== Given records
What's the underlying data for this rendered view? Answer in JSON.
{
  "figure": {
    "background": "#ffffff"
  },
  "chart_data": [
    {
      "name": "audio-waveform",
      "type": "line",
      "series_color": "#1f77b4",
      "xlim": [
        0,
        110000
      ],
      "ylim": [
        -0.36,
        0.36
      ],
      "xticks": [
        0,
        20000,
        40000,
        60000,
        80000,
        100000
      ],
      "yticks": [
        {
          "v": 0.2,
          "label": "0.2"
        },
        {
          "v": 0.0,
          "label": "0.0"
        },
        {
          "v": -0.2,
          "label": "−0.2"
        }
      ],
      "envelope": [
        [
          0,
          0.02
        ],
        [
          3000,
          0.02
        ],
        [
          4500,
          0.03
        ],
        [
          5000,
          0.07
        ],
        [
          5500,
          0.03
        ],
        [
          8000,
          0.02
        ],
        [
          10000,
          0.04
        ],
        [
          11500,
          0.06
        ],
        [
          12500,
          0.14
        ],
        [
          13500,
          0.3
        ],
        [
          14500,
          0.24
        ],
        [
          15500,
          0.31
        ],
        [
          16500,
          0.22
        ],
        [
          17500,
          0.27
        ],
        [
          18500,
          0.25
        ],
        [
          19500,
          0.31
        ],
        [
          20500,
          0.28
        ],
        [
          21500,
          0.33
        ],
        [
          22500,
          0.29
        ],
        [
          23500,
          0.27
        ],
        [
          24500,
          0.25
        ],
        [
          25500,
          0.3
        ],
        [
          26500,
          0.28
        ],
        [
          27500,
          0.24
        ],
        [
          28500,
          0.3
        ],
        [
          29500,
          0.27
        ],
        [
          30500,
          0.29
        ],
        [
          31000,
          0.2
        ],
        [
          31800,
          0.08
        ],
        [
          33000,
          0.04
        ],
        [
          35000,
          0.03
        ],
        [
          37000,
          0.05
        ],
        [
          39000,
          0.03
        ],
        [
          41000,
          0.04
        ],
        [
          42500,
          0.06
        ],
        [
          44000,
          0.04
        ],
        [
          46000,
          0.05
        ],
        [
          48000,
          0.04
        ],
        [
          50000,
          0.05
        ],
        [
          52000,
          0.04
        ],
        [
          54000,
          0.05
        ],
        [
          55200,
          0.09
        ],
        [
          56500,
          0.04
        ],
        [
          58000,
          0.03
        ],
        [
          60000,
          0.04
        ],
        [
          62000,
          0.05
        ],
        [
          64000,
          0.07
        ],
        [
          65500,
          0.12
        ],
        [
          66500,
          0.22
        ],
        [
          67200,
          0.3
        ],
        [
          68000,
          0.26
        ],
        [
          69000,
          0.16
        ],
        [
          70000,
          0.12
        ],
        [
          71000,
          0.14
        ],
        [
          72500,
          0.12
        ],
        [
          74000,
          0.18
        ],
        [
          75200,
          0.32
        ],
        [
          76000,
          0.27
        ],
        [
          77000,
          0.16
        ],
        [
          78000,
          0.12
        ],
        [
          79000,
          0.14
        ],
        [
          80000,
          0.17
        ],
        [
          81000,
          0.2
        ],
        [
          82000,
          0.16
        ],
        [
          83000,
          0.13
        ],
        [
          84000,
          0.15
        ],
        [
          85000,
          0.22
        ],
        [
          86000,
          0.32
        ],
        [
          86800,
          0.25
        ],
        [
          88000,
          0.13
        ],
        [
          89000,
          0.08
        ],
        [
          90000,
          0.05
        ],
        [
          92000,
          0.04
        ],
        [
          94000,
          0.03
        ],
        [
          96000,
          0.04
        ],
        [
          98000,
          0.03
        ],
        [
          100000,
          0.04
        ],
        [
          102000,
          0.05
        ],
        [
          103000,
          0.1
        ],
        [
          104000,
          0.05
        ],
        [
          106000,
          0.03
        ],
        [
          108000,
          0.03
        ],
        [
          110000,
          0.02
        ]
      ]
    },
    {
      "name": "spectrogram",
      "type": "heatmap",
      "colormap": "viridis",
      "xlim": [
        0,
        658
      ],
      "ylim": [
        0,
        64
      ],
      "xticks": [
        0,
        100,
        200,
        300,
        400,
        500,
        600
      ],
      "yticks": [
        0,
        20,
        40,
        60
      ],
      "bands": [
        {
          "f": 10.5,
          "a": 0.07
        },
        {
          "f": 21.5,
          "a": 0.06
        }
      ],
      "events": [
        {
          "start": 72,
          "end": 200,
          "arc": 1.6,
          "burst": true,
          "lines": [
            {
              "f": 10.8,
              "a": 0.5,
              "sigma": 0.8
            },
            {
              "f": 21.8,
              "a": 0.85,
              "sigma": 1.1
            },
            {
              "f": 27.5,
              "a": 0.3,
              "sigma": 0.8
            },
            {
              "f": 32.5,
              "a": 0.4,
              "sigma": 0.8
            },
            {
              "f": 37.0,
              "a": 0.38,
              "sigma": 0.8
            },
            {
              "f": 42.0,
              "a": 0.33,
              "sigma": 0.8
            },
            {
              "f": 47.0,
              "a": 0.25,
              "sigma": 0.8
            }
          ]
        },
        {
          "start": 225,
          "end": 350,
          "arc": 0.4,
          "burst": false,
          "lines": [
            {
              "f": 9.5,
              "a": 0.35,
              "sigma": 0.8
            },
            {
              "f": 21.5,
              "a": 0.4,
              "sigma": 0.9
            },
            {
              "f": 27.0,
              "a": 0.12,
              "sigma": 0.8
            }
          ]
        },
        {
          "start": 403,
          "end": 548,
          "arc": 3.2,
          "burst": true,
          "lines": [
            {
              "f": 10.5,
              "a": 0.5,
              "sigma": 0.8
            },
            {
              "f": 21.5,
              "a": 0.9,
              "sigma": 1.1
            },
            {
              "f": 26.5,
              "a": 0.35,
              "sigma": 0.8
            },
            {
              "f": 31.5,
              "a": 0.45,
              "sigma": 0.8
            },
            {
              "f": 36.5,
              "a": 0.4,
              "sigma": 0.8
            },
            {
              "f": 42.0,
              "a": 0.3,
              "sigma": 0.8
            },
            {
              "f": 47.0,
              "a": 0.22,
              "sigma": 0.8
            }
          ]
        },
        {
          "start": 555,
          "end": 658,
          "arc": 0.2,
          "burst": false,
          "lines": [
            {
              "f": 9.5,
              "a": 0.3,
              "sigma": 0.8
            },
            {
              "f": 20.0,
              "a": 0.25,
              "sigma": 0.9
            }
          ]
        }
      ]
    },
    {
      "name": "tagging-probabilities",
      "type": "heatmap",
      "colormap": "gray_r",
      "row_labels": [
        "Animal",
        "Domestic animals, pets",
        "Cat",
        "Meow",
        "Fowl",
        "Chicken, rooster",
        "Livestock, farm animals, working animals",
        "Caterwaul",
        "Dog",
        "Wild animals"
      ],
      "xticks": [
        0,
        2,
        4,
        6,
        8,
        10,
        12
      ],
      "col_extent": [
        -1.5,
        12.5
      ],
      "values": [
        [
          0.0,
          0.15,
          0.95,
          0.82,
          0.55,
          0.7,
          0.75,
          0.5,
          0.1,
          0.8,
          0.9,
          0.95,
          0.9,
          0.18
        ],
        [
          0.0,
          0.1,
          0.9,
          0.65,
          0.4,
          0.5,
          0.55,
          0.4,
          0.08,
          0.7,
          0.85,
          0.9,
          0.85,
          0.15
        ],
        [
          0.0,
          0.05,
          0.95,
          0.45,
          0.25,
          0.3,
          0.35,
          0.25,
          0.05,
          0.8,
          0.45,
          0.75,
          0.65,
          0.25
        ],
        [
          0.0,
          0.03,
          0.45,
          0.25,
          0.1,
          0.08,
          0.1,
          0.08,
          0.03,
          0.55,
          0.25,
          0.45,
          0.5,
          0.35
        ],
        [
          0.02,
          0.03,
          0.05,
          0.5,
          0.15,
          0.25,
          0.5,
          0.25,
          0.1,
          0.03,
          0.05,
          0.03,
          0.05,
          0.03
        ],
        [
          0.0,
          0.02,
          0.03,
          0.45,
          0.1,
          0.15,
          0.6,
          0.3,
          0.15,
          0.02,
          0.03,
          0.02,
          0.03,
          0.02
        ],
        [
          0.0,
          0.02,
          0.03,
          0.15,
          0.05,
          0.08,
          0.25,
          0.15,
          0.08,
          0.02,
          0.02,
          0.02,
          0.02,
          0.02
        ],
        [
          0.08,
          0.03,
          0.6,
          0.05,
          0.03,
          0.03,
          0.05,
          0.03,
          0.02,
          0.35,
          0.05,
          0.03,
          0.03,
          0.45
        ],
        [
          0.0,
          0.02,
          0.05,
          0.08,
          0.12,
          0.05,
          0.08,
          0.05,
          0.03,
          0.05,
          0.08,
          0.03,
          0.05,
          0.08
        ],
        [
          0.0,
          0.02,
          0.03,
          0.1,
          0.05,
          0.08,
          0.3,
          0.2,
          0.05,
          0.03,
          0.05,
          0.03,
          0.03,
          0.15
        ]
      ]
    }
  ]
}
====
▶ [Your objective]:
Identify the lines in the entries that hold "animals" and return each one.

▶ [Task result]:
        "Domestic animals, pets",
        "Livestock, farm animals, working animals",
        "Wild animals"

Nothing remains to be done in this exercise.